▶ **INSTRUCTIONS TO FOLLOW**
Carry none of the pictures over; write out the complete data exactly.

▶ **RECORDS SHOWN**
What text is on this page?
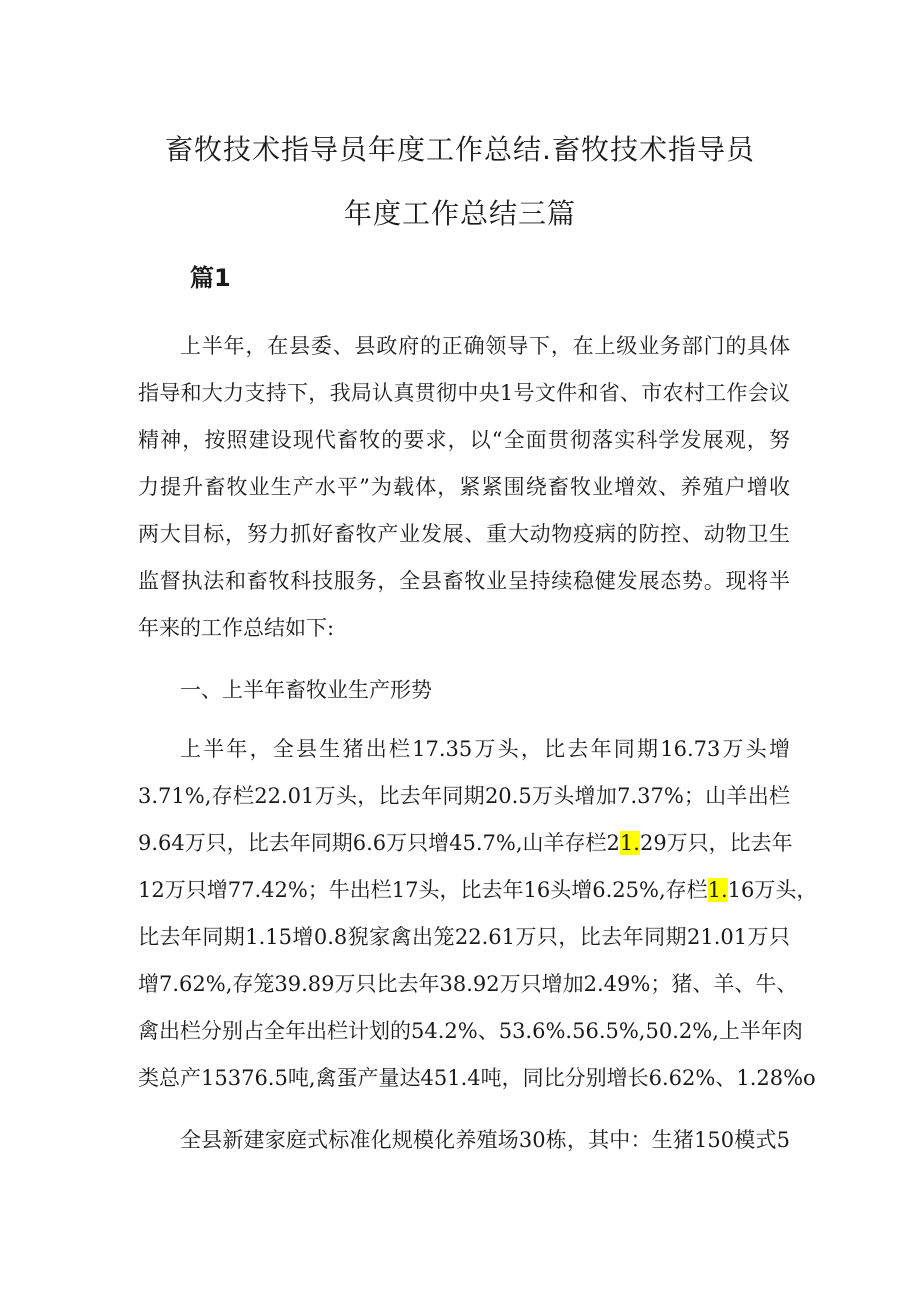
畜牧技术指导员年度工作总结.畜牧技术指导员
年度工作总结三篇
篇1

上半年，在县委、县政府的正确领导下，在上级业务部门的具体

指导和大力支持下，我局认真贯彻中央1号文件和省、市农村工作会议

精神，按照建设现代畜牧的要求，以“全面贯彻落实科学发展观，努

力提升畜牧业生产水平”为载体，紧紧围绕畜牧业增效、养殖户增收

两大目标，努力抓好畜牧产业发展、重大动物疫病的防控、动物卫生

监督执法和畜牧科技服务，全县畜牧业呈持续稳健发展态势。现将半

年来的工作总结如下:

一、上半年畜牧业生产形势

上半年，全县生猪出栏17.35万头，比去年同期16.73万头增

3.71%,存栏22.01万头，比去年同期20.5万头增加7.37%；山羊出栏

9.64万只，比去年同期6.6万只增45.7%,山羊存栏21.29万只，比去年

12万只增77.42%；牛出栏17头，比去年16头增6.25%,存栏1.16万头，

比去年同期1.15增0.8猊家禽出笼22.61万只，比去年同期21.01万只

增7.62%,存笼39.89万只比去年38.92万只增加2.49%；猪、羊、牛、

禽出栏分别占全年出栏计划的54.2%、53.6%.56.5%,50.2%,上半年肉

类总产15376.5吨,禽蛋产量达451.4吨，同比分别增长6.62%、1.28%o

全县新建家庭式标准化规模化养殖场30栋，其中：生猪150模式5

▶ **PROBLEM SOLUTION**
What text is on this page?
畜牧技术指导员年度工作总结.畜牧技术指导员
年度工作总结三篇
篇1

上半年，在县委、县政府的正确领导下，在上级业务部门的具体

指导和大力支持下，我局认真贯彻中央1号文件和省、市农村工作会议

精神，按照建设现代畜牧的要求，以“全面贯彻落实科学发展观，努

力提升畜牧业生产水平”为载体，紧紧围绕畜牧业增效、养殖户增收

两大目标，努力抓好畜牧产业发展、重大动物疫病的防控、动物卫生

监督执法和畜牧科技服务，全县畜牧业呈持续稳健发展态势。现将半

年来的工作总结如下:

一、上半年畜牧业生产形势

上半年，全县生猪出栏17.35万头，比去年同期16.73万头增

3.71%,存栏22.01万头，比去年同期20.5万头增加7.37%；山羊出栏

9.64万只，比去年同期6.6万只增45.7%,山羊存栏21.29万只，比去年

12万只增77.42%；牛出栏17头，比去年16头增6.25%,存栏1.16万头，

比去年同期1.15增0.8猊家禽出笼22.61万只，比去年同期21.01万只

增7.62%,存笼39.89万只比去年38.92万只增加2.49%；猪、羊、牛、

禽出栏分别占全年出栏计划的54.2%、53.6%.56.5%,50.2%,上半年肉

类总产15376.5吨,禽蛋产量达451.4吨，同比分别增长6.62%、1.28%o

全县新建家庭式标准化规模化养殖场30栋，其中：生猪150模式5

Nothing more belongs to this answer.